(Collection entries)

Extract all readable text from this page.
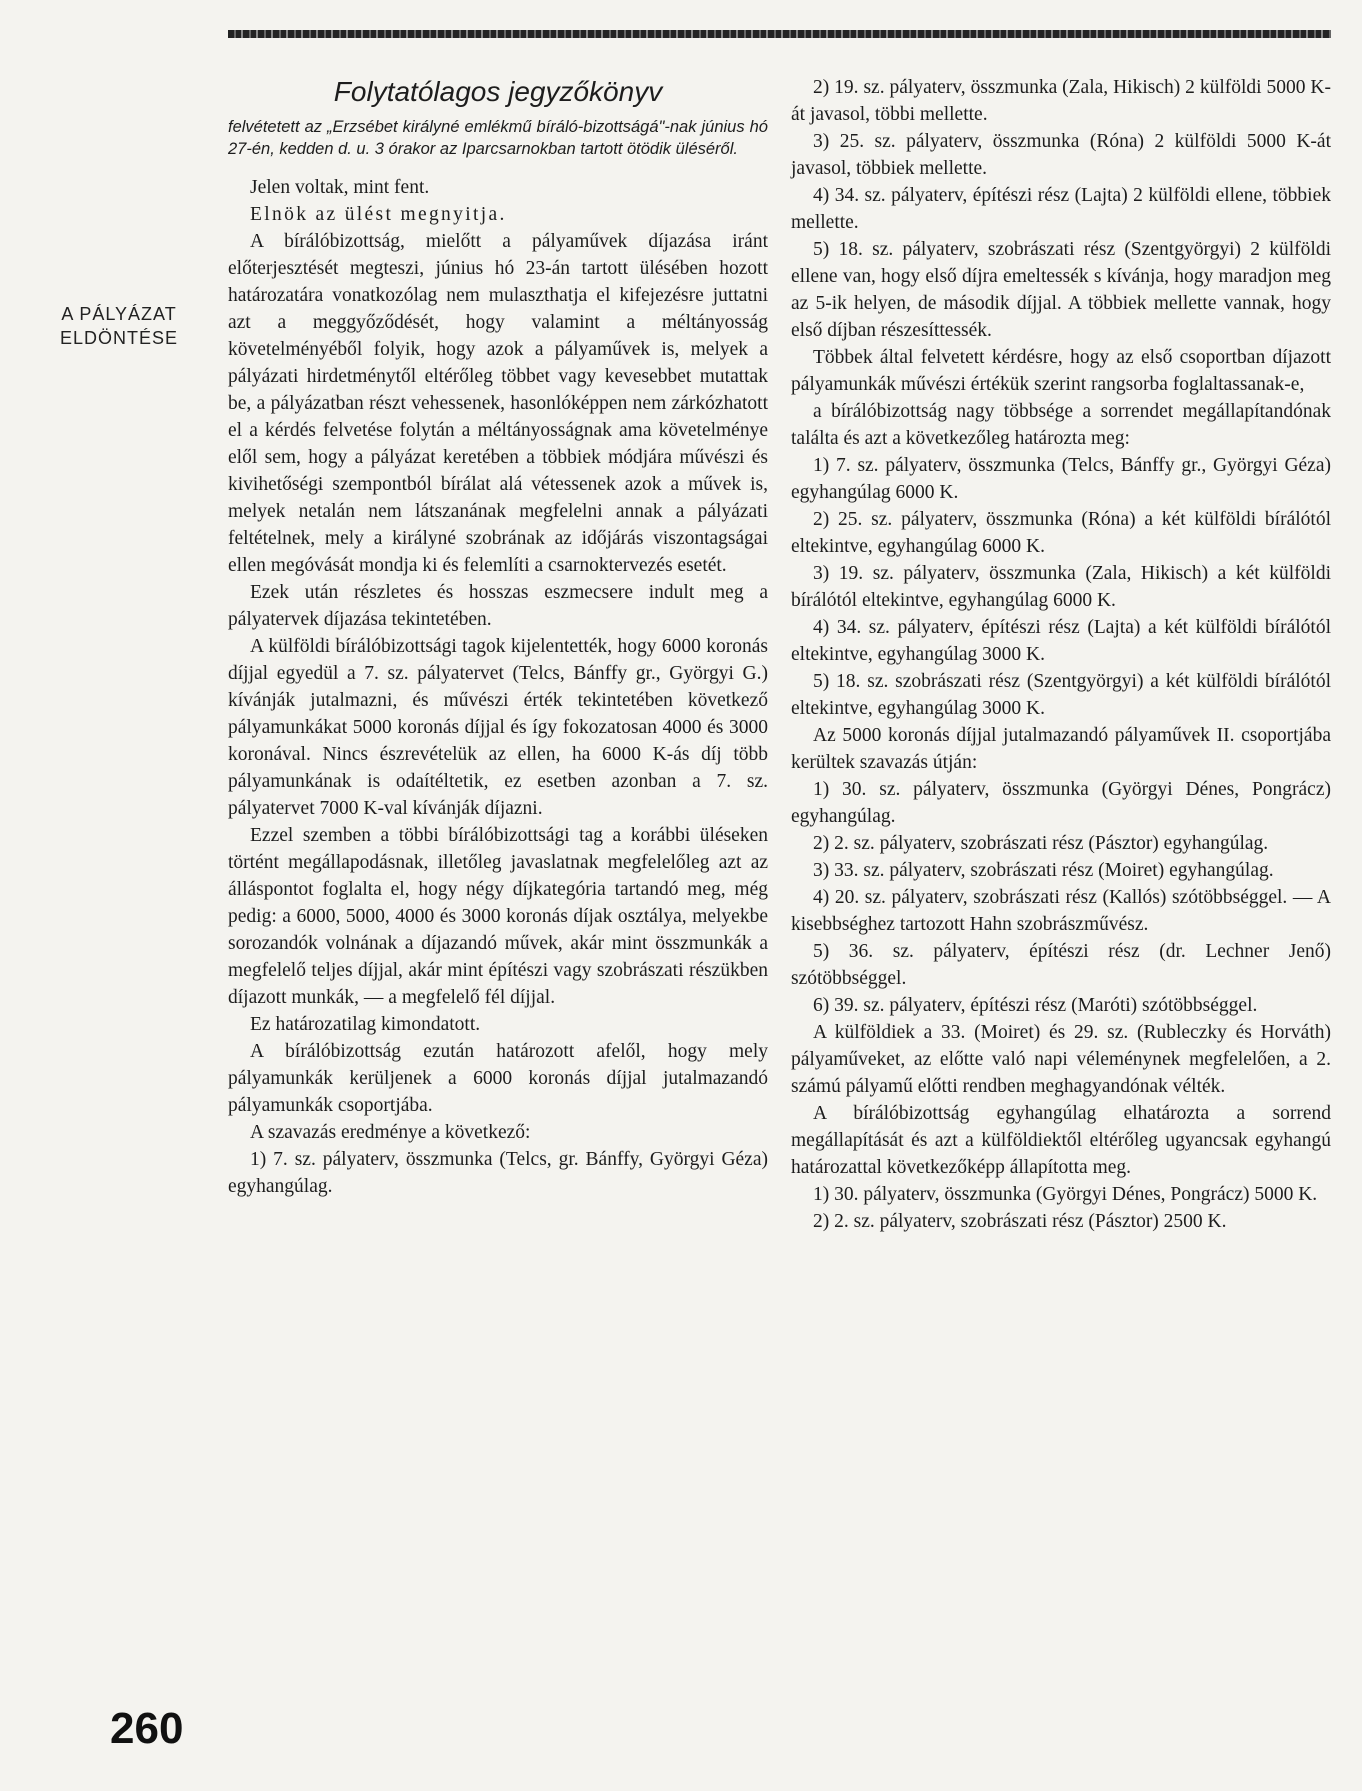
A PÁLYÁZAT
ELDÖNTÉSE
Folytatólagos jegyzőkönyv
felvétetett az „Erzsébet királyné emlékmű bíráló-bizottságá"-nak június hó 27-én, kedden d. u. 3 órakor az Iparcsarnokban tartott ötödik üléséről.

Jelen voltak, mint fent.

Elnök az ülést megnyitja.

A bírálóbizottság, mielőtt a pályaművek díjazása iránt előterjesztését megteszi, június hó 23-án tartott ülésében hozott határozatára vonatkozólag nem mulaszthatja el kifejezésre juttatni azt a meggyőződését, hogy valamint a méltányosság követelményéből folyik, hogy azok a pályaművek is, melyek a pályázati hirdetménytől eltérőleg többet vagy kevesebbet mutattak be, a pályázatban részt vehessenek, hasonlóképpen nem zárkózhatott el a kérdés felvetése folytán a méltányosságnak ama követelménye elől sem, hogy a pályázat keretében a többiek módjára művészi és kivihetőségi szempontból bírálat alá vétessenek azok a művek is, melyek netalán nem látszanának megfelelni annak a pályázati feltételnek, mely a királyné szobrának az időjárás viszontagságai ellen megóvását mondja ki és felemlíti a csarnoktervezés esetét.

Ezek után részletes és hosszas eszmecsere indult meg a pályatervek díjazása tekintetében.

A külföldi bírálóbizottsági tagok kijelentették, hogy 6000 koronás díjjal egyedül a 7. sz. pályatervet (Telcs, Bánffy gr., Györgyi G.) kívánják jutalmazni, és művészi érték tekintetében következő pályamunkákat 5000 koronás díjjal és így fokozatosan 4000 és 3000 koronával. Nincs észrevételük az ellen, ha 6000 K-ás díj több pályamunkának is odaítéltetik, ez esetben azonban a 7. sz. pályatervet 7000 K-val kívánják díjazni.

Ezzel szemben a többi bírálóbizottsági tag a korábbi üléseken történt megállapodásnak, illetőleg javaslatnak megfelelőleg azt az álláspontot foglalta el, hogy négy díjkategória tartandó meg, még pedig: a 6000, 5000, 4000 és 3000 koronás díjak osztálya, melyekbe sorozandók volnának a díjazandó művek, akár mint összmunkák a megfelelő teljes díjjal, akár mint építészi vagy szobrászati részükben díjazott munkák, — a megfelelő fél díjjal.

Ez határozatilag kimondatott.

A bírálóbizottság ezután határozott afelől, hogy mely pályamunkák kerüljenek a 6000 koronás díjjal jutalmazandó pályamunkák csoportjába.

A szavazás eredménye a következő:

1) 7. sz. pályaterv, összmunka (Telcs, gr. Bánffy, Györgyi Géza) egyhangúlag.

2) 19. sz. pályaterv, összmunka (Zala, Hikisch) 2 külföldi 5000 K-át javasol, többi mellette.

3) 25. sz. pályaterv, összmunka (Róna) 2 külföldi 5000 K-át javasol, többiek mellette.

4) 34. sz. pályaterv, építészi rész (Lajta) 2 külföldi ellene, többiek mellette.

5) 18. sz. pályaterv, szobrászati rész (Szentgyörgyi) 2 külföldi ellene van, hogy első díjra emeltessék s kívánja, hogy maradjon meg az 5-ik helyen, de második díjjal. A többiek mellette vannak, hogy első díjban részesíttessék.

Többek által felvetett kérdésre, hogy az első csoportban díjazott pályamunkák művészi értékük szerint rangsorba foglaltassanak-e,

a bírálóbizottság nagy többsége a sorrendet megállapítandónak találta és azt a következőleg határozta meg:

1) 7. sz. pályaterv, összmunka (Telcs, Bánffy gr., Györgyi Géza) egyhangúlag 6000 K.

2) 25. sz. pályaterv, összmunka (Róna) a két külföldi bírálótól eltekintve, egyhangúlag 6000 K.

3) 19. sz. pályaterv, összmunka (Zala, Hikisch) a két külföldi bírálótól eltekintve, egyhangúlag 6000 K.

4) 34. sz. pályaterv, építészi rész (Lajta) a két külföldi bírálótól eltekintve, egyhangúlag 3000 K.

5) 18. sz. szobrászati rész (Szentgyörgyi) a két külföldi bírálótól eltekintve, egyhangúlag 3000 K.

Az 5000 koronás díjjal jutalmazandó pályaművek II. csoportjába kerültek szavazás útján:

1) 30. sz. pályaterv, összmunka (Györgyi Dénes, Pongrácz) egyhangúlag.

2) 2. sz. pályaterv, szobrászati rész (Pásztor) egyhangúlag.

3) 33. sz. pályaterv, szobrászati rész (Moiret) egyhangúlag.

4) 20. sz. pályaterv, szobrászati rész (Kallós) szótöbbséggel. — A kisebbséghez tartozott Hahn szobrászművész.

5) 36. sz. pályaterv, építészi rész (dr. Lechner Jenő) szótöbbséggel.

6) 39. sz. pályaterv, építészi rész (Maróti) szótöbbséggel.

A külföldiek a 33. (Moiret) és 29. sz. (Rubleczky és Horváth) pályaműveket, az előtte való napi véleménynek megfelelően, a 2. számú pályamű előtti rendben meghagyandónak vélték.

A bírálóbizottság egyhangúlag elhatározta a sorrend megállapítását és azt a külföldiektől eltérőleg ugyancsak egyhangú határozattal következőképp állapította meg.

1) 30. pályaterv, összmunka (Györgyi Dénes, Pongrácz) 5000 K.

2) 2. sz. pályaterv, szobrászati rész (Pásztor) 2500 K.

260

— Directive —
All of the lines above should be printed exactly, minus the pictures.

— Full solution —
Extract all readable text from this page.
A PÁLYÁZAT
ELDÖNTÉSE
Folytatólagos jegyzőkönyv
felvétetett az „Erzsébet királyné emlékmű bíráló-bizottságá"-nak június hó 27-én, kedden d. u. 3 órakor az Iparcsarnokban tartott ötödik üléséről.

Jelen voltak, mint fent.

Elnök az ülést megnyitja.

A bírálóbizottság, mielőtt a pályaművek díjazása iránt előterjesztését megteszi, június hó 23-án tartott ülésében hozott határozatára vonatkozólag nem mulaszthatja el kifejezésre juttatni azt a meggyőződését, hogy valamint a méltányosság követelményéből folyik, hogy azok a pályaművek is, melyek a pályázati hirdetménytől eltérőleg többet vagy kevesebbet mutattak be, a pályázatban részt vehessenek, hasonlóképpen nem zárkózhatott el a kérdés felvetése folytán a méltányosságnak ama követelménye elől sem, hogy a pályázat keretében a többiek módjára művészi és kivihetőségi szempontból bírálat alá vétessenek azok a művek is, melyek netalán nem látszanának megfelelni annak a pályázati feltételnek, mely a királyné szobrának az időjárás viszontagságai ellen megóvását mondja ki és felemlíti a csarnoktervezés esetét.

Ezek után részletes és hosszas eszmecsere indult meg a pályatervek díjazása tekintetében.

A külföldi bírálóbizottsági tagok kijelentették, hogy 6000 koronás díjjal egyedül a 7. sz. pályatervet (Telcs, Bánffy gr., Györgyi G.) kívánják jutalmazni, és művészi érték tekintetében következő pályamunkákat 5000 koronás díjjal és így fokozatosan 4000 és 3000 koronával. Nincs észrevételük az ellen, ha 6000 K-ás díj több pályamunkának is odaítéltetik, ez esetben azonban a 7. sz. pályatervet 7000 K-val kívánják díjazni.

Ezzel szemben a többi bírálóbizottsági tag a korábbi üléseken történt megállapodásnak, illetőleg javaslatnak megfelelőleg azt az álláspontot foglalta el, hogy négy díjkategória tartandó meg, még pedig: a 6000, 5000, 4000 és 3000 koronás díjak osztálya, melyekbe sorozandók volnának a díjazandó művek, akár mint összmunkák a megfelelő teljes díjjal, akár mint építészi vagy szobrászati részükben díjazott munkák, — a megfelelő fél díjjal.

Ez határozatilag kimondatott.

A bírálóbizottság ezután határozott afelől, hogy mely pályamunkák kerüljenek a 6000 koronás díjjal jutalmazandó pályamunkák csoportjába.

A szavazás eredménye a következő:

1) 7. sz. pályaterv, összmunka (Telcs, gr. Bánffy, Györgyi Géza) egyhangúlag.

2) 19. sz. pályaterv, összmunka (Zala, Hikisch) 2 külföldi 5000 K-át javasol, többi mellette.

3) 25. sz. pályaterv, összmunka (Róna) 2 külföldi 5000 K-át javasol, többiek mellette.

4) 34. sz. pályaterv, építészi rész (Lajta) 2 külföldi ellene, többiek mellette.

5) 18. sz. pályaterv, szobrászati rész (Szentgyörgyi) 2 külföldi ellene van, hogy első díjra emeltessék s kívánja, hogy maradjon meg az 5-ik helyen, de második díjjal. A többiek mellette vannak, hogy első díjban részesíttessék.

Többek által felvetett kérdésre, hogy az első csoportban díjazott pályamunkák művészi értékük szerint rangsorba foglaltassanak-e,

a bírálóbizottság nagy többsége a sorrendet megállapítandónak találta és azt a következőleg határozta meg:

1) 7. sz. pályaterv, összmunka (Telcs, Bánffy gr., Györgyi Géza) egyhangúlag 6000 K.

2) 25. sz. pályaterv, összmunka (Róna) a két külföldi bírálótól eltekintve, egyhangúlag 6000 K.

3) 19. sz. pályaterv, összmunka (Zala, Hikisch) a két külföldi bírálótól eltekintve, egyhangúlag 6000 K.

4) 34. sz. pályaterv, építészi rész (Lajta) a két külföldi bírálótól eltekintve, egyhangúlag 3000 K.

5) 18. sz. szobrászati rész (Szentgyörgyi) a két külföldi bírálótól eltekintve, egyhangúlag 3000 K.

Az 5000 koronás díjjal jutalmazandó pályaművek II. csoportjába kerültek szavazás útján:

1) 30. sz. pályaterv, összmunka (Györgyi Dénes, Pongrácz) egyhangúlag.

2) 2. sz. pályaterv, szobrászati rész (Pásztor) egyhangúlag.

3) 33. sz. pályaterv, szobrászati rész (Moiret) egyhangúlag.

4) 20. sz. pályaterv, szobrászati rész (Kallós) szótöbbséggel. — A kisebbséghez tartozott Hahn szobrászművész.

5) 36. sz. pályaterv, építészi rész (dr. Lechner Jenő) szótöbbséggel.

6) 39. sz. pályaterv, építészi rész (Maróti) szótöbbséggel.

A külföldiek a 33. (Moiret) és 29. sz. (Rubleczky és Horváth) pályaműveket, az előtte való napi véleménynek megfelelően, a 2. számú pályamű előtti rendben meghagyandónak vélték.

A bírálóbizottság egyhangúlag elhatározta a sorrend megállapítását és azt a külföldiektől eltérőleg ugyancsak egyhangú határozattal következőképp állapította meg.

1) 30. pályaterv, összmunka (Györgyi Dénes, Pongrácz) 5000 K.

2) 2. sz. pályaterv, szobrászati rész (Pásztor) 2500 K.

260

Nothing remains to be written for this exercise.